Rows from a dataset
------------

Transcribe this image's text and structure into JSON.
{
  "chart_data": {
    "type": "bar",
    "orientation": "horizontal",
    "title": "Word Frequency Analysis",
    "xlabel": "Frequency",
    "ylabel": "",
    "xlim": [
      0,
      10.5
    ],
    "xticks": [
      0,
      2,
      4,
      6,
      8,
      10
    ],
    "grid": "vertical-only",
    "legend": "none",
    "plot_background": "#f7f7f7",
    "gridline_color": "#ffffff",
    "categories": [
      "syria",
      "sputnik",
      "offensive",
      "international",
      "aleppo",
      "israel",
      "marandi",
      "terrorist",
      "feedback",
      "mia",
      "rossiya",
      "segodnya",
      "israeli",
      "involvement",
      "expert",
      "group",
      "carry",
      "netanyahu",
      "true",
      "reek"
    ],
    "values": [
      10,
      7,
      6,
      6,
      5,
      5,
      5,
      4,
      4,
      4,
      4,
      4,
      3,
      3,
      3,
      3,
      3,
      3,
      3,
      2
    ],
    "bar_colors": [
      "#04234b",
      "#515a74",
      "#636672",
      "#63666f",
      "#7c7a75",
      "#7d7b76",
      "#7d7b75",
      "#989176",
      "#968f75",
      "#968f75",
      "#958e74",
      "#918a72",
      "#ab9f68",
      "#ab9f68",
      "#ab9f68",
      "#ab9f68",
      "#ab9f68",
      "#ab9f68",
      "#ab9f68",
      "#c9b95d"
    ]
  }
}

------------

WHAT THE TASK REQUIRES: From the first line to the last, please quote the material above exactly.

SOLVED PROBLEM:
Transcribe this image's text and structure into JSON.
{
  "chart_data": {
    "type": "bar",
    "orientation": "horizontal",
    "title": "Word Frequency Analysis",
    "xlabel": "Frequency",
    "ylabel": "",
    "xlim": [
      0,
      10.5
    ],
    "xticks": [
      0,
      2,
      4,
      6,
      8,
      10
    ],
    "grid": "vertical-only",
    "legend": "none",
    "plot_background": "#f7f7f7",
    "gridline_color": "#ffffff",
    "categories": [
      "syria",
      "sputnik",
      "offensive",
      "international",
      "aleppo",
      "israel",
      "marandi",
      "terrorist",
      "feedback",
      "mia",
      "rossiya",
      "segodnya",
      "israeli",
      "involvement",
      "expert",
      "group",
      "carry",
      "netanyahu",
      "true",
      "reek"
    ],
    "values": [
      10,
      7,
      6,
      6,
      5,
      5,
      5,
      4,
      4,
      4,
      4,
      4,
      3,
      3,
      3,
      3,
      3,
      3,
      3,
      2
    ],
    "bar_colors": [
      "#04234b",
      "#515a74",
      "#636672",
      "#63666f",
      "#7c7a75",
      "#7d7b76",
      "#7d7b75",
      "#989176",
      "#968f75",
      "#968f75",
      "#958e74",
      "#918a72",
      "#ab9f68",
      "#ab9f68",
      "#ab9f68",
      "#ab9f68",
      "#ab9f68",
      "#ab9f68",
      "#ab9f68",
      "#c9b95d"
    ]
  }
}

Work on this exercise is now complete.